### INSTRUCTIONS FOR THE TASK:
Copy out all the data, word for word.

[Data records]
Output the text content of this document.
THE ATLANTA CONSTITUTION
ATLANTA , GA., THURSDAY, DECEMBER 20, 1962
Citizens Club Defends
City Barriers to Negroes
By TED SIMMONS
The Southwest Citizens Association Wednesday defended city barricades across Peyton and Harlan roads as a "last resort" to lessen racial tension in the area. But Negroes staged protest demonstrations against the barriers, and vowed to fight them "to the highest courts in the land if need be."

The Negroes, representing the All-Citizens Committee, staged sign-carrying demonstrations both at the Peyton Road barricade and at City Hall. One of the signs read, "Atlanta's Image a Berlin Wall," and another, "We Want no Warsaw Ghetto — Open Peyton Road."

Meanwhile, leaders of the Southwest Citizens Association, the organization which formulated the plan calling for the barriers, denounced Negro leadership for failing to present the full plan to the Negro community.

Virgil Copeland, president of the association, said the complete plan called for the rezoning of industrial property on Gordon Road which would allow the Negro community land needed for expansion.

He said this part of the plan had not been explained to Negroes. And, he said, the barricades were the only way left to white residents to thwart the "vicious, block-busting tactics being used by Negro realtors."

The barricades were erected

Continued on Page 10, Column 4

### SOLUTION TO THIS TASK:
Output the text content of this document.
THE ATLANTA CONSTITUTION
ATLANTA , GA., THURSDAY, DECEMBER 20, 1962
Citizens Club Defends
City Barriers to Negroes
By TED SIMMONS
The Southwest Citizens Association Wednesday defended city barricades across Peyton and Harlan roads as a "last resort" to lessen racial tension in the area. But Negroes staged protest demonstrations against the barriers, and vowed to fight them "to the highest courts in the land if need be."

The Negroes, representing the All-Citizens Committee, staged sign-carrying demonstrations both at the Peyton Road barricade and at City Hall. One of the signs read, "Atlanta's Image a Berlin Wall," and another, "We Want no Warsaw Ghetto — Open Peyton Road."

Meanwhile, leaders of the Southwest Citizens Association, the organization which formulated the plan calling for the barriers, denounced Negro leadership for failing to present the full plan to the Negro community.

Virgil Copeland, president of the association, said the complete plan called for the rezoning of industrial property on Gordon Road which would allow the Negro community land needed for expansion.

He said this part of the plan had not been explained to Negroes. And, he said, the barricades were the only way left to white residents to thwart the "vicious, block-busting tactics being used by Negro realtors."

The barricades were erected

Continued on Page 10, Column 4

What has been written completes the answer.